Stored data:

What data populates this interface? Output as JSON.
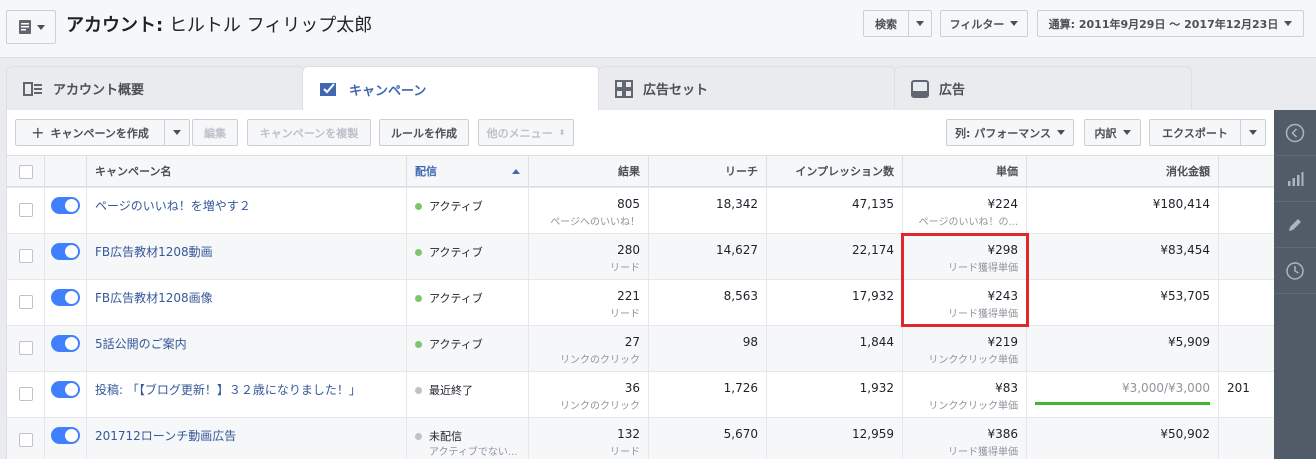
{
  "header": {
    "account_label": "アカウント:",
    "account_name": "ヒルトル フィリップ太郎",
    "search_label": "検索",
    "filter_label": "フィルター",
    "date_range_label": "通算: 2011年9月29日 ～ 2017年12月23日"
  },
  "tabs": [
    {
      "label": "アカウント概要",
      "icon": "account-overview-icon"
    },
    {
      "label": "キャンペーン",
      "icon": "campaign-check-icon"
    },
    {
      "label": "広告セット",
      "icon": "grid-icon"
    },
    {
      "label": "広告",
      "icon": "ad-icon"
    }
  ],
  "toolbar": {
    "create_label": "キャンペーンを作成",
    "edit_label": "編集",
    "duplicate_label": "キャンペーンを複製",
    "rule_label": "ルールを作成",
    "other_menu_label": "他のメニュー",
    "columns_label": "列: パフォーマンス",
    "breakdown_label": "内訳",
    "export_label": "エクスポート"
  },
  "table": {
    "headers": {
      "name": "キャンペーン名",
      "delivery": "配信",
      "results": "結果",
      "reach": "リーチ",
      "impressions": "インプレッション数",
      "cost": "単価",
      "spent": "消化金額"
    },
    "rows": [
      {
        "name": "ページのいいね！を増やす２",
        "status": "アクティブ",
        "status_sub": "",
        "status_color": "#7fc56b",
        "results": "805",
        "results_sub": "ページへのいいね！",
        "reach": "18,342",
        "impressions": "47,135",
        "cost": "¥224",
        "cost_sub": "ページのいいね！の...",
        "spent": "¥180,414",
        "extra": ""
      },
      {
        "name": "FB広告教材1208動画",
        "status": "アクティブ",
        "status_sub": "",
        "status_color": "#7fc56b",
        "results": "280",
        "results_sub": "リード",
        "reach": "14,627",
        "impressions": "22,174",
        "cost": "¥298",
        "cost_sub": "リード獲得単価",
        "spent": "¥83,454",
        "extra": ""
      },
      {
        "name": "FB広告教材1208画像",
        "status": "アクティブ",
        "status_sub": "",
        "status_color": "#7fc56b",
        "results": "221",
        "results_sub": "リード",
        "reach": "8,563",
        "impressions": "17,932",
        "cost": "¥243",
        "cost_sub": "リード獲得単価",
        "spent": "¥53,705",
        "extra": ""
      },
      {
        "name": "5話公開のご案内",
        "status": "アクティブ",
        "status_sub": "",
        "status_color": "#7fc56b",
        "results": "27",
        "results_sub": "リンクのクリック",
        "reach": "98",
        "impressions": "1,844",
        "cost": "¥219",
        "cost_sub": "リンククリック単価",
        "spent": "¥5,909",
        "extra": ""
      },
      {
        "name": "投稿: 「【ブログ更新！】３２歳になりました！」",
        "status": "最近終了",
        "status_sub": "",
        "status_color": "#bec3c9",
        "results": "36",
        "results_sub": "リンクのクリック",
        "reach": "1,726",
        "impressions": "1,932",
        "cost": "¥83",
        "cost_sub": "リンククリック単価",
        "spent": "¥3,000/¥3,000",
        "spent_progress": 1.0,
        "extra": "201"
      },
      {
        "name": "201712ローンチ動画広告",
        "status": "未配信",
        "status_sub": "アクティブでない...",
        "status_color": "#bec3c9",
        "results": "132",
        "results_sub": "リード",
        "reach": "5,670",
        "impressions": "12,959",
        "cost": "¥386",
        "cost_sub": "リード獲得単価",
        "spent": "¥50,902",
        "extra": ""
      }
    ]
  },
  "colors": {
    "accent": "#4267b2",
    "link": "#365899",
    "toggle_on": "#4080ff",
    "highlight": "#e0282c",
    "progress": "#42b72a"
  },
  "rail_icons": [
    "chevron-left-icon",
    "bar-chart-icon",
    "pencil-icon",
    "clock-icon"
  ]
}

* * *

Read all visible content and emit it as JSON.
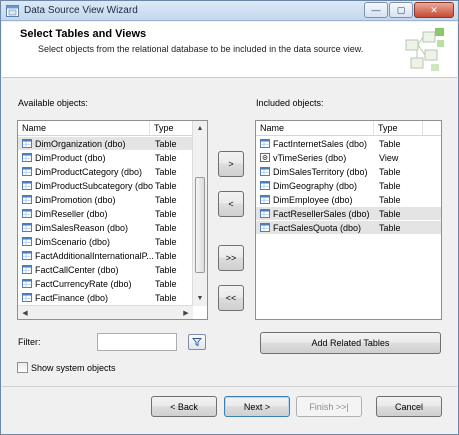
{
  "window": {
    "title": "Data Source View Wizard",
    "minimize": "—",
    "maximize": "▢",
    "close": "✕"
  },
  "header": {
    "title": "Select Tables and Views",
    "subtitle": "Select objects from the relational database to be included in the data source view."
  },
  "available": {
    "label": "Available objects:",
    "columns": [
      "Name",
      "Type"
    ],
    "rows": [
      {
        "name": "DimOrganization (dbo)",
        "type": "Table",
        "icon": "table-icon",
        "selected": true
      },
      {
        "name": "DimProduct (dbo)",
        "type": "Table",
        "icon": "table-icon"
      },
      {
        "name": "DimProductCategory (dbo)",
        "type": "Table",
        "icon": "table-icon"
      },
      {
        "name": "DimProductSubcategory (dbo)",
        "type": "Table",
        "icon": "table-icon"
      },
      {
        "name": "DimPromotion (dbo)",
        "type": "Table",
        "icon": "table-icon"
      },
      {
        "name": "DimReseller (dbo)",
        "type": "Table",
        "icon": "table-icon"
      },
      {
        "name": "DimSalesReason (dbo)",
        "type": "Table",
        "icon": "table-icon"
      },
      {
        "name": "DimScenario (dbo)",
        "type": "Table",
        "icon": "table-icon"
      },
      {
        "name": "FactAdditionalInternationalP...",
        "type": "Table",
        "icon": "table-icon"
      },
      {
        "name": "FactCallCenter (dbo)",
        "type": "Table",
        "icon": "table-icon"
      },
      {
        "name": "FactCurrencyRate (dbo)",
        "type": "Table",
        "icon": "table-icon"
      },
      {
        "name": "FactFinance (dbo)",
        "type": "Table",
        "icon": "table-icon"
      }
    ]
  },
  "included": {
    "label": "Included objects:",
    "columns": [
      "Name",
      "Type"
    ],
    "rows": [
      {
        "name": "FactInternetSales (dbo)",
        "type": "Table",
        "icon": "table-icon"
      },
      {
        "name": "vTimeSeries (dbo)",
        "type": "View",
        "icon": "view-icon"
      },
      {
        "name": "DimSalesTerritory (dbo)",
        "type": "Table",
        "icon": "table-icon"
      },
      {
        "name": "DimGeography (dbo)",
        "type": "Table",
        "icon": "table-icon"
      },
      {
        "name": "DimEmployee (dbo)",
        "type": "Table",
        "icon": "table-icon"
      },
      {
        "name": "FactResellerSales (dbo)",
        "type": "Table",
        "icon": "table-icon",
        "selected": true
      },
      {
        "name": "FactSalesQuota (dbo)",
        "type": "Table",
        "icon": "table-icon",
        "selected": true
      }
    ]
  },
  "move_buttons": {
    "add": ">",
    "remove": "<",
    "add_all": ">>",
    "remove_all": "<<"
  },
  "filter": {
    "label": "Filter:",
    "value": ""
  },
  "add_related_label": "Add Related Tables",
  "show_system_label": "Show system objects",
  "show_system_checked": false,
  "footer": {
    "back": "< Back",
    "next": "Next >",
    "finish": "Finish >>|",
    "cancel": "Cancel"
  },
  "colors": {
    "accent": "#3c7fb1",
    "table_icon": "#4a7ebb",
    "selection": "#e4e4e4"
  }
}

Directions for this task: Return each line among the entries that holds the word "JSON".

Problem solution:
What data populates this interface? Output as JSON.
Read all visible content and emit it as JSON.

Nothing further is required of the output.